Information provided -
##########

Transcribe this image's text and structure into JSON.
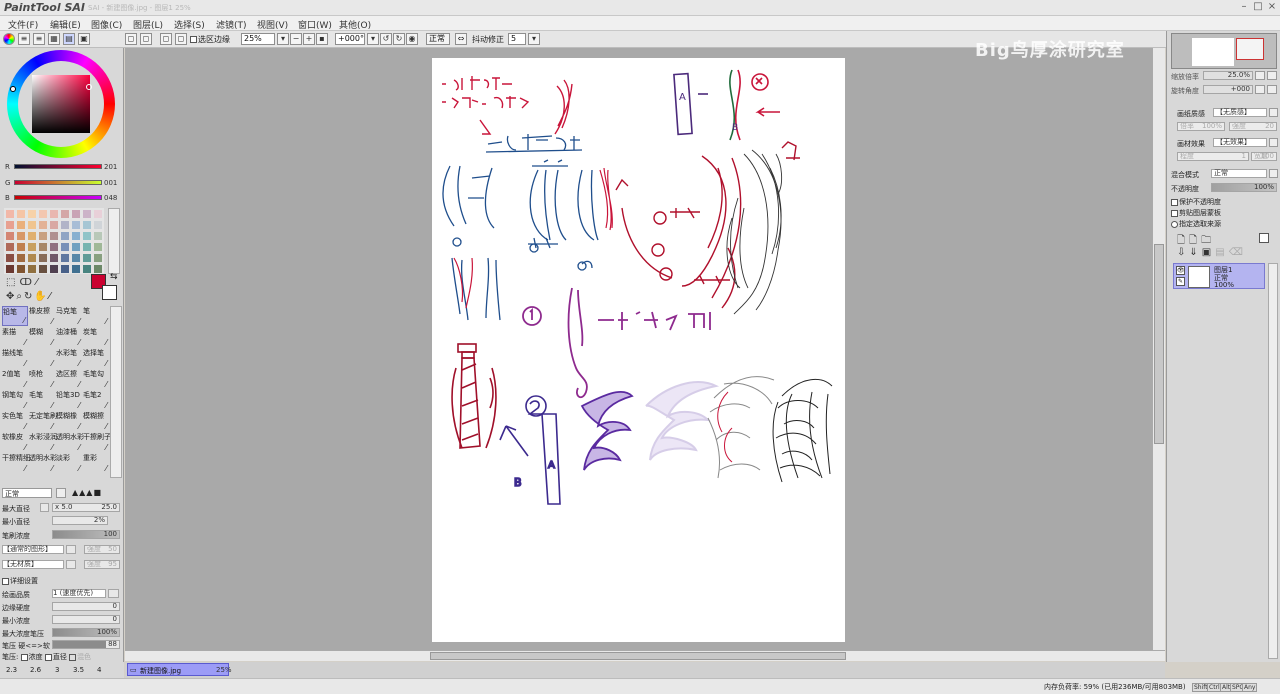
{
  "app": {
    "logo": "PaintTool SAI",
    "title": "SAI - 新建图像.jpg - 图层1 25%",
    "watermark": "Big鸟厚涂研究室"
  },
  "menu": [
    "文件(F)",
    "编辑(E)",
    "图像(C)",
    "图层(L)",
    "选择(S)",
    "滤镜(T)",
    "视图(V)",
    "窗口(W)",
    "其他(O)"
  ],
  "toolbar": {
    "selection_edge_label": "选区边缘",
    "zoom": "25%",
    "rotation": "+000°",
    "blend_mode": "正常",
    "stabilizer_label": "抖动修正",
    "stabilizer_value": "5"
  },
  "color": {
    "r_label": "R",
    "r_value": "201",
    "g_label": "G",
    "g_value": "001",
    "b_label": "B",
    "b_value": "048",
    "primary": "#c90130",
    "secondary": "#ffffff"
  },
  "palette": [
    "#f2b8a8",
    "#f5c5a5",
    "#f7d2a8",
    "#f3c7b0",
    "#e9b7b0",
    "#d4a6a6",
    "#c9a3b5",
    "#ccb3c8",
    "#e8d0d8",
    "#e8a090",
    "#eab07c",
    "#f0c590",
    "#e3b296",
    "#d9a8a3",
    "#b2b4c8",
    "#a8bdd6",
    "#a6c6d4",
    "#d0d4d8",
    "#d48674",
    "#d89868",
    "#e0b070",
    "#c8a080",
    "#b09090",
    "#8fa4c4",
    "#88b0d0",
    "#90c4c8",
    "#b8c8b8",
    "#b06a5a",
    "#c08050",
    "#c8a060",
    "#a88868",
    "#907080",
    "#7890b8",
    "#70a0c0",
    "#78b4b0",
    "#a0b898",
    "#8a4e44",
    "#a06a40",
    "#b08a50",
    "#886c58",
    "#705868",
    "#6078a0",
    "#5888a8",
    "#609c98",
    "#88a080",
    "#6a3830",
    "#805430",
    "#907040",
    "#685040",
    "#504050",
    "#486088",
    "#407090",
    "#488480",
    "#6c8868"
  ],
  "tools": [
    [
      "铅笔",
      "橡皮擦",
      "马克笔",
      "笔"
    ],
    [
      "素描",
      "模糊",
      "油漆桶",
      "炭笔"
    ],
    [
      "描线笔",
      "",
      "水彩笔",
      "选择笔"
    ],
    [
      "2值笔",
      "喷枪",
      "选区擦",
      "毛笔勾"
    ],
    [
      "钢笔勾",
      "毛笔",
      "铅笔3D",
      "毛笔2"
    ],
    [
      "实色笔",
      "无定笔刷",
      "模糊橡",
      "模糊擦"
    ],
    [
      "软橡皮",
      "水彩浸润",
      "透明水彩",
      "干擦刷子"
    ],
    [
      "干擦精细",
      "透明水彩",
      "淡彩",
      "重彩"
    ]
  ],
  "brush": {
    "mode": "正常",
    "max_size_label": "最大直径",
    "max_size_mult": "x 5.0",
    "max_size_value": "25.0",
    "min_size_label": "最小直径",
    "min_size_value": "2%",
    "density_label": "笔刷浓度",
    "density_value": "100",
    "shape": "【通常的图形】",
    "shape_strength": "强度",
    "shape_strength_value": "50",
    "texture": "【无材质】",
    "texture_strength": "强度",
    "texture_strength_value": "95",
    "detail_label": "详细设置",
    "quality_label": "绘画品质",
    "quality_value": "1 (速度优先)",
    "edge_label": "边缘硬度",
    "edge_value": "0",
    "min_density_label": "最小浓度",
    "min_density_value": "0",
    "max_pressure_label": "最大浓度笔压",
    "max_pressure_value": "100%",
    "pressure_label": "笔压 硬<=>软",
    "pressure_value": "88",
    "pressure2_label": "笔压:",
    "density_chk": "浓度",
    "size_chk": "直径",
    "blend_chk": "混色",
    "sizes": [
      "2.3",
      "2.6",
      "3",
      "3.5",
      "4"
    ]
  },
  "navigator": {
    "zoom_label": "缩放倍率",
    "zoom_value": "25.0%",
    "rotate_label": "旋转角度",
    "rotate_value": "+000"
  },
  "layer_props": {
    "paper_texture_label": "画纸质感",
    "paper_texture_value": "【无质感】",
    "paper_scale_label": "倍率",
    "paper_scale_value": "100%",
    "paper_strength_label": "强度",
    "paper_strength_value": "20",
    "effect_label": "画材效果",
    "effect_value": "【无效果】",
    "effect_degree_label": "程度",
    "effect_degree_value": "1",
    "effect_width_label": "宽度",
    "effect_width_value": "100",
    "blend_label": "混合模式",
    "blend_value": "正常",
    "opacity_label": "不透明度",
    "opacity_value": "100%",
    "protect_opacity": "保护不透明度",
    "clip_group": "剪贴图层蒙板",
    "selection_source": "指定选取来源"
  },
  "layer": {
    "name": "图层1",
    "mode": "正常",
    "opacity": "100%"
  },
  "tab": {
    "name": "新建图像.jpg",
    "zoom": "25%"
  },
  "status": {
    "memory": "内存负荷率: 59% (已用236MB/可用803MB)",
    "keys": [
      "Shift",
      "Ctrl",
      "Alt",
      "SPC",
      "Any"
    ]
  }
}
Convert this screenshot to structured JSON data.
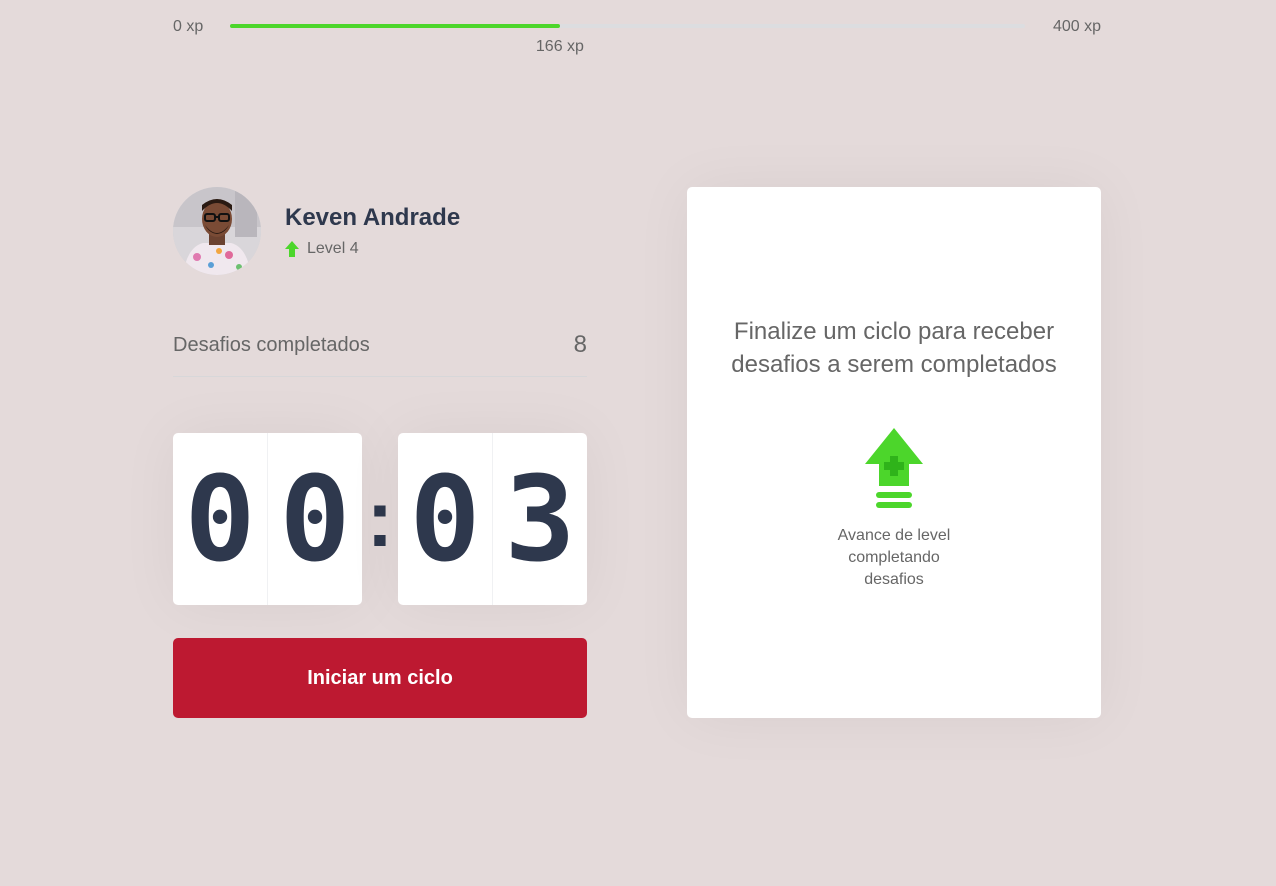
{
  "xp": {
    "min_label": "0 xp",
    "max_label": "400 xp",
    "current_label": "166 xp",
    "current": 166,
    "max": 400,
    "fill_color": "#4cd62b"
  },
  "profile": {
    "name": "Keven Andrade",
    "level_label": "Level 4",
    "level_icon": "level-up-arrow-icon"
  },
  "challenges": {
    "label": "Desafios completados",
    "count": "8"
  },
  "countdown": {
    "minute_tens": "0",
    "minute_ones": "0",
    "separator": ":",
    "second_tens": "0",
    "second_ones": "3"
  },
  "start_button": {
    "label": "Iniciar um ciclo",
    "color": "#bd1931"
  },
  "challenge_card": {
    "title": "Finalize um ciclo para receber desafios a serem completados",
    "icon": "level-up-icon",
    "description": "Avance de level completando desafios"
  }
}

##########

Requirement - Restate the whole listing above exactly, please, omitting every image.

Exercise solution -
Transcribe this image's text and structure into JSON.
{
  "app": {
    "logo": "PaintTool SAI",
    "title": "SAI - 新建图像.jpg - 图层1 25%",
    "watermark": "Big鸟厚涂研究室"
  },
  "menu": [
    "文件(F)",
    "编辑(E)",
    "图像(C)",
    "图层(L)",
    "选择(S)",
    "滤镜(T)",
    "视图(V)",
    "窗口(W)",
    "其他(O)"
  ],
  "toolbar": {
    "selection_edge_label": "选区边缘",
    "zoom": "25%",
    "rotation": "+000°",
    "blend_mode": "正常",
    "stabilizer_label": "抖动修正",
    "stabilizer_value": "5"
  },
  "color": {
    "r_label": "R",
    "r_value": "201",
    "g_label": "G",
    "g_value": "001",
    "b_label": "B",
    "b_value": "048",
    "primary": "#c90130",
    "secondary": "#ffffff"
  },
  "palette": [
    "#f2b8a8",
    "#f5c5a5",
    "#f7d2a8",
    "#f3c7b0",
    "#e9b7b0",
    "#d4a6a6",
    "#c9a3b5",
    "#ccb3c8",
    "#e8d0d8",
    "#e8a090",
    "#eab07c",
    "#f0c590",
    "#e3b296",
    "#d9a8a3",
    "#b2b4c8",
    "#a8bdd6",
    "#a6c6d4",
    "#d0d4d8",
    "#d48674",
    "#d89868",
    "#e0b070",
    "#c8a080",
    "#b09090",
    "#8fa4c4",
    "#88b0d0",
    "#90c4c8",
    "#b8c8b8",
    "#b06a5a",
    "#c08050",
    "#c8a060",
    "#a88868",
    "#907080",
    "#7890b8",
    "#70a0c0",
    "#78b4b0",
    "#a0b898",
    "#8a4e44",
    "#a06a40",
    "#b08a50",
    "#886c58",
    "#705868",
    "#6078a0",
    "#5888a8",
    "#609c98",
    "#88a080",
    "#6a3830",
    "#805430",
    "#907040",
    "#685040",
    "#504050",
    "#486088",
    "#407090",
    "#488480",
    "#6c8868"
  ],
  "tools": [
    [
      "铅笔",
      "橡皮擦",
      "马克笔",
      "笔"
    ],
    [
      "素描",
      "模糊",
      "油漆桶",
      "炭笔"
    ],
    [
      "描线笔",
      "",
      "水彩笔",
      "选择笔"
    ],
    [
      "2值笔",
      "喷枪",
      "选区擦",
      "毛笔勾"
    ],
    [
      "钢笔勾",
      "毛笔",
      "铅笔3D",
      "毛笔2"
    ],
    [
      "实色笔",
      "无定笔刷",
      "模糊橡",
      "模糊擦"
    ],
    [
      "软橡皮",
      "水彩浸润",
      "透明水彩",
      "干擦刷子"
    ],
    [
      "干擦精细",
      "透明水彩",
      "淡彩",
      "重彩"
    ]
  ],
  "brush": {
    "mode": "正常",
    "max_size_label": "最大直径",
    "max_size_mult": "x 5.0",
    "max_size_value": "25.0",
    "min_size_label": "最小直径",
    "min_size_value": "2%",
    "density_label": "笔刷浓度",
    "density_value": "100",
    "shape": "【通常的图形】",
    "shape_strength": "强度",
    "shape_strength_value": "50",
    "texture": "【无材质】",
    "texture_strength": "强度",
    "texture_strength_value": "95",
    "detail_label": "详细设置",
    "quality_label": "绘画品质",
    "quality_value": "1 (速度优先)",
    "edge_label": "边缘硬度",
    "edge_value": "0",
    "min_density_label": "最小浓度",
    "min_density_value": "0",
    "max_pressure_label": "最大浓度笔压",
    "max_pressure_value": "100%",
    "pressure_label": "笔压 硬<=>软",
    "pressure_value": "88",
    "pressure2_label": "笔压:",
    "density_chk": "浓度",
    "size_chk": "直径",
    "blend_chk": "混色",
    "sizes": [
      "2.3",
      "2.6",
      "3",
      "3.5",
      "4"
    ]
  },
  "navigator": {
    "zoom_label": "缩放倍率",
    "zoom_value": "25.0%",
    "rotate_label": "旋转角度",
    "rotate_value": "+000"
  },
  "layer_props": {
    "paper_texture_label": "画纸质感",
    "paper_texture_value": "【无质感】",
    "paper_scale_label": "倍率",
    "paper_scale_value": "100%",
    "paper_strength_label": "强度",
    "paper_strength_value": "20",
    "effect_label": "画材效果",
    "effect_value": "【无效果】",
    "effect_degree_label": "程度",
    "effect_degree_value": "1",
    "effect_width_label": "宽度",
    "effect_width_value": "100",
    "blend_label": "混合模式",
    "blend_value": "正常",
    "opacity_label": "不透明度",
    "opacity_value": "100%",
    "protect_opacity": "保护不透明度",
    "clip_group": "剪贴图层蒙板",
    "selection_source": "指定选取来源"
  },
  "layer": {
    "name": "图层1",
    "mode": "正常",
    "opacity": "100%"
  },
  "tab": {
    "name": "新建图像.jpg",
    "zoom": "25%"
  },
  "status": {
    "memory": "内存负荷率: 59% (已用236MB/可用803MB)",
    "keys": [
      "Shift",
      "Ctrl",
      "Alt",
      "SPC",
      "Any"
    ]
  }
}
Convert this screenshot to structured JSON data.
{
  "xp": {
    "min_label": "0 xp",
    "max_label": "400 xp",
    "current_label": "166 xp",
    "current": 166,
    "max": 400,
    "fill_color": "#4cd62b"
  },
  "profile": {
    "name": "Keven Andrade",
    "level_label": "Level 4",
    "level_icon": "level-up-arrow-icon"
  },
  "challenges": {
    "label": "Desafios completados",
    "count": "8"
  },
  "countdown": {
    "minute_tens": "0",
    "minute_ones": "0",
    "separator": ":",
    "second_tens": "0",
    "second_ones": "3"
  },
  "start_button": {
    "label": "Iniciar um ciclo",
    "color": "#bd1931"
  },
  "challenge_card": {
    "title": "Finalize um ciclo para receber desafios a serem completados",
    "icon": "level-up-icon",
    "description": "Avance de level completando desafios"
  }
}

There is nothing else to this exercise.